- _Set task_: Beginning at the line that contains "Give me the", transcribe the remaining lines of the listing exactly; include the final line and omit everything before.
++++ Exercise data ++++
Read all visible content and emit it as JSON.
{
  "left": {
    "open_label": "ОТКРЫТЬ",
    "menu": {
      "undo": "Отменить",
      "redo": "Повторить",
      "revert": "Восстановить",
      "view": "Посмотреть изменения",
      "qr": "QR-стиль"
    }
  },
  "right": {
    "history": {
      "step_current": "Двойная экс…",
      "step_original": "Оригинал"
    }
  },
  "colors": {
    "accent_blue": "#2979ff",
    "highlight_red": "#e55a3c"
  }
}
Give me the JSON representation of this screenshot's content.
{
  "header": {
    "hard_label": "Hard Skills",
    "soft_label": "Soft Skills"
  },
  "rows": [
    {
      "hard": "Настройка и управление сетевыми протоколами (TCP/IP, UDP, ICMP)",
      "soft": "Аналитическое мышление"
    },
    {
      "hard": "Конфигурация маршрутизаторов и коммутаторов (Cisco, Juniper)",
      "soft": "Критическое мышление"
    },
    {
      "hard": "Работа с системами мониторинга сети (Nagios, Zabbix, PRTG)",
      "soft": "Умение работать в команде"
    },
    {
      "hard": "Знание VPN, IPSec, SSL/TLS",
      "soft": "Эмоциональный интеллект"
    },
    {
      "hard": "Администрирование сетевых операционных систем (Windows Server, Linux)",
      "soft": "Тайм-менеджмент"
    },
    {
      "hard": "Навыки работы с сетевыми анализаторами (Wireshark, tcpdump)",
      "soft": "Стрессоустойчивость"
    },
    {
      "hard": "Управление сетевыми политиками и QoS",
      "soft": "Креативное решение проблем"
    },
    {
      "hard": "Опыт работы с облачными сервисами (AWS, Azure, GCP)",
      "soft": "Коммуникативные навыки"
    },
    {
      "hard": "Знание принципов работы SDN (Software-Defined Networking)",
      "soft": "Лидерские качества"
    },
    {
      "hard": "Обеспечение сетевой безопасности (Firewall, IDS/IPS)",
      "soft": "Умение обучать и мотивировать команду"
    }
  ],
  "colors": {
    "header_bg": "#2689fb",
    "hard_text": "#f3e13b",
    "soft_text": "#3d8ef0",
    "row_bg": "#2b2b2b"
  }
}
++++
- _The completed task_:
Give me the JSON representation of this screenshot's content.
{
  "header": {
    "hard_label": "Hard Skills",
    "soft_label": "Soft Skills"
  },
  "rows": [
    {
      "hard": "Настройка и управление сетевыми протоколами (TCP/IP, UDP, ICMP)",
      "soft": "Аналитическое мышление"
    },
    {
      "hard": "Конфигурация маршрутизаторов и коммутаторов (Cisco, Juniper)",
      "soft": "Критическое мышление"
    },
    {
      "hard": "Работа с системами мониторинга сети (Nagios, Zabbix, PRTG)",
      "soft": "Умение работать в команде"
    },
    {
      "hard": "Знание VPN, IPSec, SSL/TLS",
      "soft": "Эмоциональный интеллект"
    },
    {
      "hard": "Администрирование сетевых операционных систем (Windows Server, Linux)",
      "soft": "Тайм-менеджмент"
    },
    {
      "hard": "Навыки работы с сетевыми анализаторами (Wireshark, tcpdump)",
      "soft": "Стрессоустойчивость"
    },
    {
      "hard": "Управление сетевыми политиками и QoS",
      "soft": "Креативное решение проблем"
    },
    {
      "hard": "Опыт работы с облачными сервисами (AWS, Azure, GCP)",
      "soft": "Коммуникативные навыки"
    },
    {
      "hard": "Знание принципов работы SDN (Software-Defined Networking)",
      "soft": "Лидерские качества"
    },
    {
      "hard": "Обеспечение сетевой безопасности (Firewall, IDS/IPS)",
      "soft": "Умение обучать и мотивировать команду"
    }
  ],
  "colors": {
    "header_bg": "#2689fb",
    "hard_text": "#f3e13b",
    "soft_text": "#3d8ef0",
    "row_bg": "#2b2b2b"
  }
}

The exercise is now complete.